Written exercise :: Report, word for word, every line of the material that contains "light".
----- Extracted data
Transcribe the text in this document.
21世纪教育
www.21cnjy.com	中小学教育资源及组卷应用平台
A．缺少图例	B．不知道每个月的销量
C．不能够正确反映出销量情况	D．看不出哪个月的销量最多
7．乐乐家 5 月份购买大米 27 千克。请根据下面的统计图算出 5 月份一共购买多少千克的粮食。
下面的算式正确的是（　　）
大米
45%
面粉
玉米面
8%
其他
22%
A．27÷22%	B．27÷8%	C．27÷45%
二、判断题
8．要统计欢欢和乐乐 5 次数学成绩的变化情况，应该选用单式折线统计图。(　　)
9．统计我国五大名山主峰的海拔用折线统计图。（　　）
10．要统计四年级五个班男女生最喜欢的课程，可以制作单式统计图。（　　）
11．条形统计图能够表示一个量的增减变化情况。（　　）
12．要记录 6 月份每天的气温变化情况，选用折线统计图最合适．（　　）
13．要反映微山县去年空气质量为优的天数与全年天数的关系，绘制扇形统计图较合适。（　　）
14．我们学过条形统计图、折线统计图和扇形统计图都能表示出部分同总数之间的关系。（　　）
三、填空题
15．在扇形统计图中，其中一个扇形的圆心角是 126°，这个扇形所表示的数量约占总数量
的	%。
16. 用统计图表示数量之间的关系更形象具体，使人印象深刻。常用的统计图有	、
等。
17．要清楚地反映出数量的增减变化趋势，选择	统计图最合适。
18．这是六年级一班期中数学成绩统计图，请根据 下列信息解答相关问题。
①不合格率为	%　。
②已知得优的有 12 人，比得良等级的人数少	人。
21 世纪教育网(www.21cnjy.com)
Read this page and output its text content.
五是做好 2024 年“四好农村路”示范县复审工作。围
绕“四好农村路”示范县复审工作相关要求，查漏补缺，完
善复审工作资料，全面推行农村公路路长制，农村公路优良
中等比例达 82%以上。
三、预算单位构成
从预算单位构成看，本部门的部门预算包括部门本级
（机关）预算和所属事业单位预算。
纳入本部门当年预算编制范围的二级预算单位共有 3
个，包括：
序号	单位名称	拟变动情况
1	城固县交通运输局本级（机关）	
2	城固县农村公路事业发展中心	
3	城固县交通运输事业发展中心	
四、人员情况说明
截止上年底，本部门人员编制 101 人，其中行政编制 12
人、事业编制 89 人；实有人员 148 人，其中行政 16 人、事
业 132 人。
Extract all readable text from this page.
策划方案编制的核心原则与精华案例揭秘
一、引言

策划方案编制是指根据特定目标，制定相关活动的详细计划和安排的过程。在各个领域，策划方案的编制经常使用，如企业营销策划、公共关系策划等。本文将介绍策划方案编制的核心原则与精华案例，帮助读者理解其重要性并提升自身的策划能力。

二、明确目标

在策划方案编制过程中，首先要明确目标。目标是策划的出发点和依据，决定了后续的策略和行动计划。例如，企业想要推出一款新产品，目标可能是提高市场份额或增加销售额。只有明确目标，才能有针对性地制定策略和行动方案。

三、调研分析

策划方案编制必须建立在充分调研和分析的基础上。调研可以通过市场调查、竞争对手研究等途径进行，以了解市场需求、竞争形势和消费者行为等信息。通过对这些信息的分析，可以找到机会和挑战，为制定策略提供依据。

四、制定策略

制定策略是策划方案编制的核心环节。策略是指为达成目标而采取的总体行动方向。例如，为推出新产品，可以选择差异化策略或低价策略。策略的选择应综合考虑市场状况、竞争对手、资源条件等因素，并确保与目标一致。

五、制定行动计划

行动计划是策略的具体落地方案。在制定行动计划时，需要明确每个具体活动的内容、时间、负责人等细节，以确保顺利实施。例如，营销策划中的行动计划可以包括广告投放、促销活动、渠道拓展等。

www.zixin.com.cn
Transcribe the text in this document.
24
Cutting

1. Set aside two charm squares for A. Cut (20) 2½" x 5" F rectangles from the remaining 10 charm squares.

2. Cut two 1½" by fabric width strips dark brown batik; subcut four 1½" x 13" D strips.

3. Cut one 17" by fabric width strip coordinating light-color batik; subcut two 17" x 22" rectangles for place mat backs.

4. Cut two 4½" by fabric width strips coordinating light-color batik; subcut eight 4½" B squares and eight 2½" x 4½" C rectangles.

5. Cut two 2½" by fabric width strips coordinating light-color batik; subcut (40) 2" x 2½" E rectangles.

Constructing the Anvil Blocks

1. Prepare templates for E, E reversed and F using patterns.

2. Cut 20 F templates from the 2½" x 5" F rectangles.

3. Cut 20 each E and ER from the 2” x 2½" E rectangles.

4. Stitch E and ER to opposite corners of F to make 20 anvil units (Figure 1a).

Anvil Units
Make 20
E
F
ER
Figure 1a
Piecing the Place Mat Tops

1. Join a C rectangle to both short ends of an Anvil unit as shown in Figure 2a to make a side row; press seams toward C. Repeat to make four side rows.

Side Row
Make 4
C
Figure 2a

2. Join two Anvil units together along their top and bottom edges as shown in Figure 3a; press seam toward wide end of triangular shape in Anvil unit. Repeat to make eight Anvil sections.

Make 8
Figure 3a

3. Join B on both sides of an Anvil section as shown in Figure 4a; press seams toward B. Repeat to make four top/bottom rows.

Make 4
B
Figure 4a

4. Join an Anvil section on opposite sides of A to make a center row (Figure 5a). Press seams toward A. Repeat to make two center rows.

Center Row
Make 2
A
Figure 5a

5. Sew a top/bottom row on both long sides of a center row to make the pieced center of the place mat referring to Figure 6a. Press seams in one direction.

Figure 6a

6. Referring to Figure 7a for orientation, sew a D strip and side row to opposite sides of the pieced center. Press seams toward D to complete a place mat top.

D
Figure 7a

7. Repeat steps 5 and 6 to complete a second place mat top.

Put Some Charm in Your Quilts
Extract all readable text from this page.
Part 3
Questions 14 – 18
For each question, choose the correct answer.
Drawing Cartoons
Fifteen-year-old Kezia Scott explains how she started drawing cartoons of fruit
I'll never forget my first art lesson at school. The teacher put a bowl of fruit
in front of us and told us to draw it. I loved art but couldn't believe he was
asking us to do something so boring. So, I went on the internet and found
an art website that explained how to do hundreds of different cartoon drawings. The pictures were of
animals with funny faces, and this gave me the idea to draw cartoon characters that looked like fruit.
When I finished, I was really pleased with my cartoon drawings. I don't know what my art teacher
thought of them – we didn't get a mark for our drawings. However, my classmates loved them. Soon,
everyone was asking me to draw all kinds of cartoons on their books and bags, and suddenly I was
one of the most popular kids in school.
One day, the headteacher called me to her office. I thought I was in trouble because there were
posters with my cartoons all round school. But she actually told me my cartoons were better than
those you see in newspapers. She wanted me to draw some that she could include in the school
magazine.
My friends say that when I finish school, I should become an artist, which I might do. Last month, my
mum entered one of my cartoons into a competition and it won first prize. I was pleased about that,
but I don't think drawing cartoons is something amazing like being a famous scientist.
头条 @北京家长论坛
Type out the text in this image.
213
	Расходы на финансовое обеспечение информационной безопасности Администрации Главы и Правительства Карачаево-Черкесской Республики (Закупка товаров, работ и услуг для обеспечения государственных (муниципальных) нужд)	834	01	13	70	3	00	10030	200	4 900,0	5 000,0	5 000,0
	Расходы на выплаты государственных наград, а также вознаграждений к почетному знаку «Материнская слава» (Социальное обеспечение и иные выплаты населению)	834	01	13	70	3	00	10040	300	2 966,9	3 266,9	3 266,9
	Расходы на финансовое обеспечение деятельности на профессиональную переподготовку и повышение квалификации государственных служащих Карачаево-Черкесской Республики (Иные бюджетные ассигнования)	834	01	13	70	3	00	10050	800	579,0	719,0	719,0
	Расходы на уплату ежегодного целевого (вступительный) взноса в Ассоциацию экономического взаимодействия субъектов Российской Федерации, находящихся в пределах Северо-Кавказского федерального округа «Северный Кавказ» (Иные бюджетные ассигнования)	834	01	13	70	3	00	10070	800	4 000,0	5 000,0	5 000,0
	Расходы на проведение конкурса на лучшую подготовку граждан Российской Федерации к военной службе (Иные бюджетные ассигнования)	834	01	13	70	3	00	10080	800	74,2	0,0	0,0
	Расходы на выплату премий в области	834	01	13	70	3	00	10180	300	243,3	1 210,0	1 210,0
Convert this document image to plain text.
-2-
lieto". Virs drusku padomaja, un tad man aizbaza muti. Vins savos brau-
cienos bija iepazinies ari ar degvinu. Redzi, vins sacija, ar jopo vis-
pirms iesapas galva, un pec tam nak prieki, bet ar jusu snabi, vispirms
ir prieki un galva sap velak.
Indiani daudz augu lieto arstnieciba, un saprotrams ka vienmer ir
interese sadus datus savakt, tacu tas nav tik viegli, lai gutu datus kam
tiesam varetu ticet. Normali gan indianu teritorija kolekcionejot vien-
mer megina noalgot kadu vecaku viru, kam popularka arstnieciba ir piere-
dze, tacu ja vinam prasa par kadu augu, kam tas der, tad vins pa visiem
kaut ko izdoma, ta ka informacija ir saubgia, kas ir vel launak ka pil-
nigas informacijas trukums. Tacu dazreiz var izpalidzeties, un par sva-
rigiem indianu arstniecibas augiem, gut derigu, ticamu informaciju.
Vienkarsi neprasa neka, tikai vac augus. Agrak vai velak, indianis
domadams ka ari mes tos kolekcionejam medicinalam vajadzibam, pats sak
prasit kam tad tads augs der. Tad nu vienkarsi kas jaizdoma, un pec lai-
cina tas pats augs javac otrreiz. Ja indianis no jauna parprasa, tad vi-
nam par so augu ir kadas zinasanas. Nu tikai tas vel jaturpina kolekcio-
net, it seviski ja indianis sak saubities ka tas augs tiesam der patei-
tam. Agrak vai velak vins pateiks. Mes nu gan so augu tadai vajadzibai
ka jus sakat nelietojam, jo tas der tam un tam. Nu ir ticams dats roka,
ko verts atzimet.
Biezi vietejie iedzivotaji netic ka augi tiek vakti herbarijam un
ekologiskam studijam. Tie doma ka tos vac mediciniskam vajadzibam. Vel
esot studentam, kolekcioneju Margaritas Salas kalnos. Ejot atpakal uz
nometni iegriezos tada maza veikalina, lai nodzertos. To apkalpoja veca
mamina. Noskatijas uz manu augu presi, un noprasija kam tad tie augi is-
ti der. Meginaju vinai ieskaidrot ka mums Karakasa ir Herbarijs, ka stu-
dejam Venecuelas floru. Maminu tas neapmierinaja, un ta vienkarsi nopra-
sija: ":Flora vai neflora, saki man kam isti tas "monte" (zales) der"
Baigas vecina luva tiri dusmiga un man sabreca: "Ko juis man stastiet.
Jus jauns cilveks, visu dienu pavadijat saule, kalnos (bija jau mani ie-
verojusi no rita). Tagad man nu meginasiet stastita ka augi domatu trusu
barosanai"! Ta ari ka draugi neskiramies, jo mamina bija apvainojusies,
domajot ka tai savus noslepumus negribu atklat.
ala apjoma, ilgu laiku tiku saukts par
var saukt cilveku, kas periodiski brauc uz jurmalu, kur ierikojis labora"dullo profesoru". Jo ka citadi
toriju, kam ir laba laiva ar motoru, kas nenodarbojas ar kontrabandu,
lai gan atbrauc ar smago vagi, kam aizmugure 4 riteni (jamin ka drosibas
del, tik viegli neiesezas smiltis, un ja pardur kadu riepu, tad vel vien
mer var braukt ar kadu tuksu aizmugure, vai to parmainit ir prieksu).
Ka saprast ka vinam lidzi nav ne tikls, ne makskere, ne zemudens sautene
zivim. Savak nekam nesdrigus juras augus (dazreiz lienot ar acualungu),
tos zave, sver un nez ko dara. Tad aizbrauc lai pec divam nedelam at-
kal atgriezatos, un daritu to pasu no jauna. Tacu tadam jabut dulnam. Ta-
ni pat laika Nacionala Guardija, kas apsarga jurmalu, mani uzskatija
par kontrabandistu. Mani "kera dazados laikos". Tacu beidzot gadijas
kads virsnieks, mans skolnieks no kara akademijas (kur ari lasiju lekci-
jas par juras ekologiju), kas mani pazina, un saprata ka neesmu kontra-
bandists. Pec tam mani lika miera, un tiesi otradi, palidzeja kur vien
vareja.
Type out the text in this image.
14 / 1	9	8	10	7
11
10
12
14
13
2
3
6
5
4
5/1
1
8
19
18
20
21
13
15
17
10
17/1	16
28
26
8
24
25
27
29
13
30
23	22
----------
The result ::
3. Cut one 17" by fabric width strip coordinating light-color batik; subcut two 17" x 22" rectangles for place mat backs.
4. Cut two 4½" by fabric width strips coordinating light-color batik; subcut eight 4½" B squares and eight 2½" x 4½" C rectangles.
5. Cut two 2½" by fabric width strips coordinating light-color batik; subcut (40) 2" x 2½" E rectangles.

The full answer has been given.